_Work to be completed_
Gather all lines with the word "Mass" in them.

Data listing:
□ □ □ □ □ □ □

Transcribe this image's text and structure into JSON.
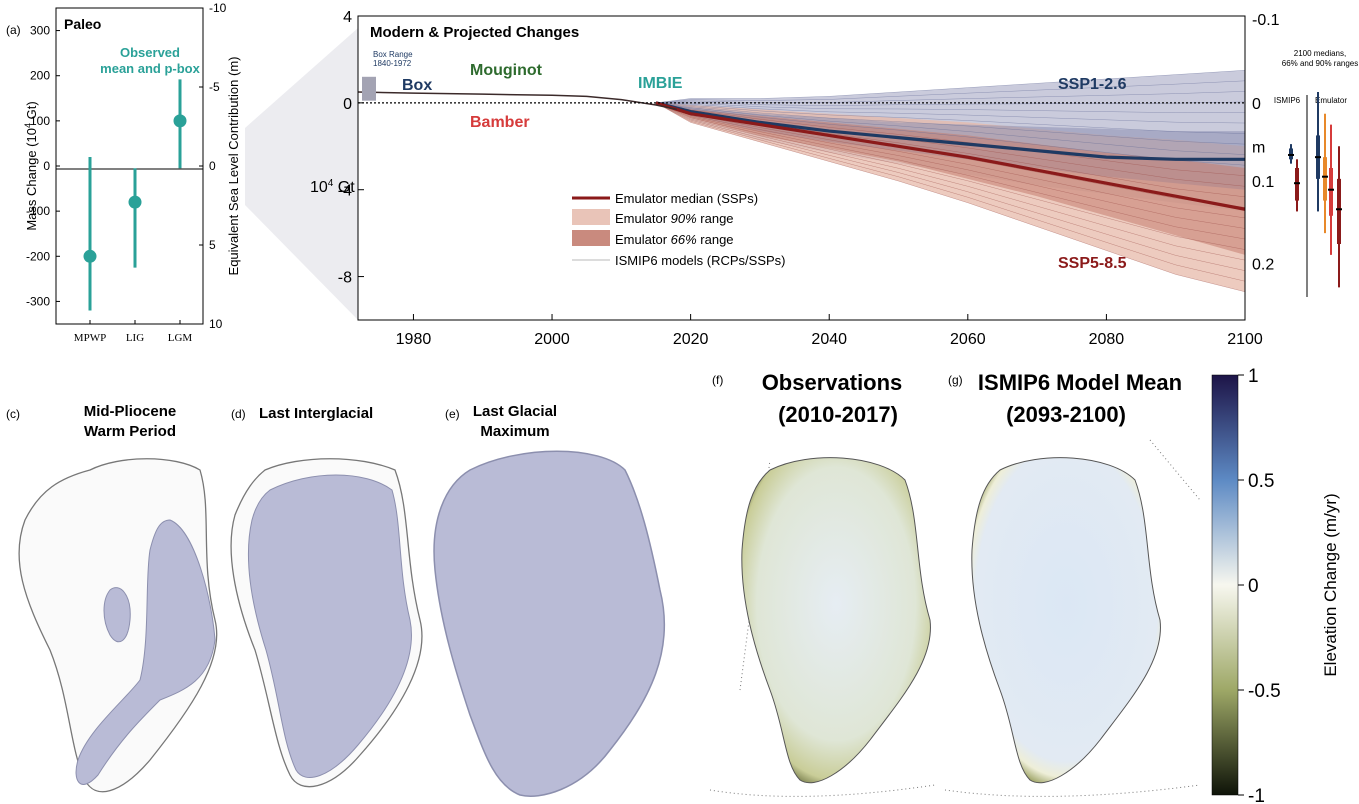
{
  "panels": {
    "a": {
      "letter": "(a)",
      "title": "Paleo",
      "legend": [
        "Observed",
        "mean and p-box"
      ],
      "ylabel_parts": {
        "pre": "Mass Change (10",
        "sup": "4",
        "post": " Gt)"
      },
      "y2label": "Equivalent Sea Level Contribution (m)",
      "yticks": [
        "300",
        "200",
        "100",
        "0",
        "-100",
        "-200",
        "-300"
      ],
      "y2ticks": [
        "-10",
        "-5",
        "0",
        "5",
        "10"
      ],
      "categories": [
        "MPWP",
        "LIG",
        "LGM"
      ]
    },
    "b": {
      "title": "Modern & Projected Changes",
      "box_range": [
        "Box Range",
        "1840-1972"
      ],
      "labels": {
        "box": "Box",
        "mouginot": "Mouginot",
        "bamber": "Bamber",
        "imbie": "IMBIE",
        "ssp126": "SSP1-2.6",
        "ssp585": "SSP5-8.5"
      },
      "unit_parts": {
        "pre": "10",
        "sup": "4",
        "post": " Gt"
      },
      "yticks": [
        "4",
        "0",
        "-4",
        "-8"
      ],
      "xticks": [
        "1980",
        "2000",
        "2020",
        "2040",
        "2060",
        "2080",
        "2100"
      ],
      "sl_ticks": [
        "-0.1",
        "0",
        "m",
        "0.1",
        "0.2"
      ],
      "legend": [
        {
          "label": "Emulator median (SSPs)"
        },
        {
          "pre": "Emulator ",
          "em": "90%",
          "post": " range"
        },
        {
          "pre": "Emulator ",
          "em": "66%",
          "post": " range"
        },
        {
          "label": "ISMIP6 models (RCPs/SSPs)"
        }
      ],
      "medians_note": [
        "2100 medians,",
        "66% and 90% ranges"
      ],
      "ismip6_label": "ISMIP6",
      "emulator_label": "Emulator"
    },
    "c": {
      "letter": "(c)",
      "title": [
        "Mid-Pliocene",
        "Warm Period"
      ]
    },
    "d": {
      "letter": "(d)",
      "title": [
        "Last Interglacial"
      ]
    },
    "e": {
      "letter": "(e)",
      "title": [
        "Last Glacial",
        "Maximum"
      ]
    },
    "f": {
      "letter": "(f)",
      "title": [
        "Observations",
        "(2010-2017)"
      ]
    },
    "g": {
      "letter": "(g)",
      "title": [
        "ISMIP6 Model Mean",
        "(2093-2100)"
      ]
    },
    "colorbar": {
      "label": "Elevation Change (m/yr)",
      "ticks": [
        "1",
        "0.5",
        "0",
        "-0.5",
        "-1"
      ]
    }
  },
  "colors": {
    "teal": "#2aa198",
    "navy": "#1f3a63",
    "darkred": "#8b1a1a",
    "green": "#2e6b2e",
    "red": "#d63b3b",
    "grey_box": "#a3a3b3",
    "ice": "#b9bbd6",
    "orange": "#e8892a"
  },
  "chart_data": [
    {
      "type": "scatter",
      "title": "Paleo",
      "ylabel": "Mass Change (10^4 Gt)",
      "y2label": "Equivalent Sea Level Contribution (m)",
      "categories": [
        "MPWP",
        "LIG",
        "LGM"
      ],
      "series": [
        {
          "name": "Observed mean and p-box",
          "values": [
            -200,
            -80,
            100
          ],
          "low": [
            -320,
            -225,
            -5
          ],
          "high": [
            20,
            -5,
            192
          ]
        }
      ],
      "ylim": [
        -350,
        350
      ],
      "y2lim": [
        10,
        -10
      ],
      "grid": false
    },
    {
      "type": "line",
      "title": "Modern & Projected Changes",
      "ylabel": "10^4 Gt",
      "xlim": [
        1972,
        2100
      ],
      "ylim": [
        -10,
        4
      ],
      "y2ticks": [
        "-0.1",
        "0",
        "m",
        "0.1",
        "0.2"
      ],
      "observed": {
        "x": [
          1972,
          1980,
          1990,
          2000,
          2005,
          2010,
          2015,
          2018
        ],
        "y": [
          0.5,
          0.45,
          0.4,
          0.35,
          0.3,
          0.15,
          -0.1,
          -0.3
        ]
      },
      "box_range_y": [
        0.1,
        1.2
      ],
      "series": [
        {
          "name": "SSP1-2.6",
          "x": [
            2015,
            2020,
            2030,
            2040,
            2050,
            2060,
            2070,
            2080,
            2090,
            2100
          ],
          "median": [
            0,
            -0.4,
            -0.9,
            -1.3,
            -1.6,
            -1.9,
            -2.2,
            -2.5,
            -2.6,
            -2.6
          ],
          "range66": [
            [
              0,
              0
            ],
            [
              -0.2,
              -0.6
            ],
            [
              -0.5,
              -1.3
            ],
            [
              -0.7,
              -1.8
            ],
            [
              -0.9,
              -2.2
            ],
            [
              -1.0,
              -2.6
            ],
            [
              -1.1,
              -3.0
            ],
            [
              -1.2,
              -3.4
            ],
            [
              -1.3,
              -3.7
            ],
            [
              -1.3,
              -4.0
            ]
          ],
          "range90": [
            [
              0,
              0
            ],
            [
              0.2,
              -0.8
            ],
            [
              0.2,
              -1.7
            ],
            [
              0.3,
              -2.3
            ],
            [
              0.5,
              -2.8
            ],
            [
              0.7,
              -3.3
            ],
            [
              0.9,
              -3.8
            ],
            [
              1.1,
              -4.2
            ],
            [
              1.3,
              -4.6
            ],
            [
              1.5,
              -5.0
            ]
          ]
        },
        {
          "name": "SSP5-8.5",
          "x": [
            2015,
            2020,
            2030,
            2040,
            2050,
            2060,
            2070,
            2080,
            2090,
            2100
          ],
          "median": [
            0,
            -0.5,
            -1.0,
            -1.5,
            -2.0,
            -2.5,
            -3.1,
            -3.7,
            -4.3,
            -4.9
          ],
          "range66": [
            [
              0,
              0
            ],
            [
              -0.3,
              -0.7
            ],
            [
              -0.6,
              -1.5
            ],
            [
              -0.9,
              -2.1
            ],
            [
              -1.2,
              -2.7
            ],
            [
              -1.5,
              -3.5
            ],
            [
              -1.9,
              -4.3
            ],
            [
              -2.3,
              -5.2
            ],
            [
              -2.6,
              -6.1
            ],
            [
              -3.0,
              -7.0
            ]
          ],
          "range90": [
            [
              0,
              0
            ],
            [
              -0.1,
              -0.9
            ],
            [
              -0.3,
              -1.8
            ],
            [
              -0.5,
              -2.7
            ],
            [
              -0.7,
              -3.6
            ],
            [
              -0.9,
              -4.6
            ],
            [
              -1.2,
              -5.7
            ],
            [
              -1.5,
              -6.8
            ],
            [
              -1.7,
              -7.9
            ],
            [
              -2.0,
              -8.7
            ]
          ]
        }
      ],
      "medians_2100": [
        {
          "name": "ISMIP6 SSP1-2.6",
          "median": -2.4,
          "range66": [
            -2.1,
            -2.6
          ],
          "range90": [
            -1.9,
            -2.8
          ]
        },
        {
          "name": "ISMIP6 SSP5-8.5",
          "median": -3.7,
          "range66": [
            -3.0,
            -4.5
          ],
          "range90": [
            -2.6,
            -5.0
          ]
        },
        {
          "name": "Emulator SSP1-2.6",
          "median": -2.5,
          "range66": [
            -1.5,
            -3.5
          ],
          "range90": [
            0.5,
            -5.0
          ]
        },
        {
          "name": "Emulator SSP2-4.5",
          "median": -3.4,
          "range66": [
            -2.5,
            -4.5
          ],
          "range90": [
            -0.5,
            -6.0
          ]
        },
        {
          "name": "Emulator SSP3-7.0",
          "median": -4.0,
          "range66": [
            -3.0,
            -5.2
          ],
          "range90": [
            -1.0,
            -7.0
          ]
        },
        {
          "name": "Emulator SSP5-8.5",
          "median": -4.9,
          "range66": [
            -3.5,
            -6.5
          ],
          "range90": [
            -2.0,
            -8.5
          ]
        }
      ],
      "grid": false
    },
    {
      "type": "heatmap",
      "title": "Elevation Change (m/yr)",
      "colorbar_ticks": [
        1,
        0.5,
        0,
        -0.5,
        -1
      ],
      "clim": [
        -1,
        1
      ]
    }
  ]
}
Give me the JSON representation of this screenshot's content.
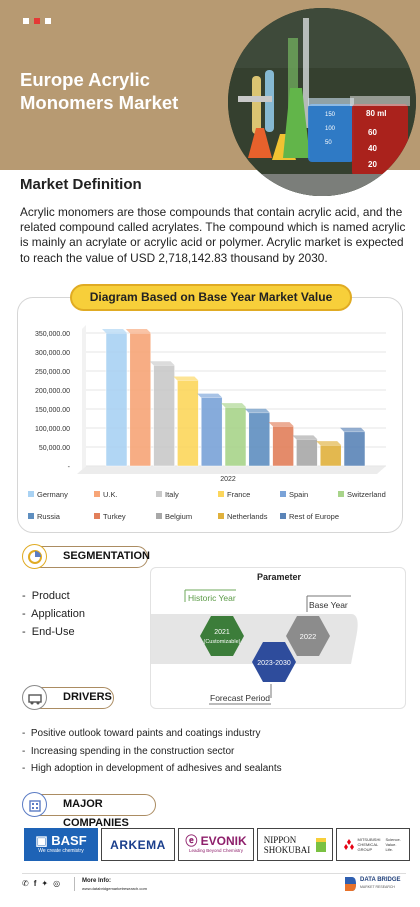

□ □ □ □ □ □ □

_Response below_
        "pre": "Mass Change (10",
      "ylabel": "Mass Change (10^4 Gt)",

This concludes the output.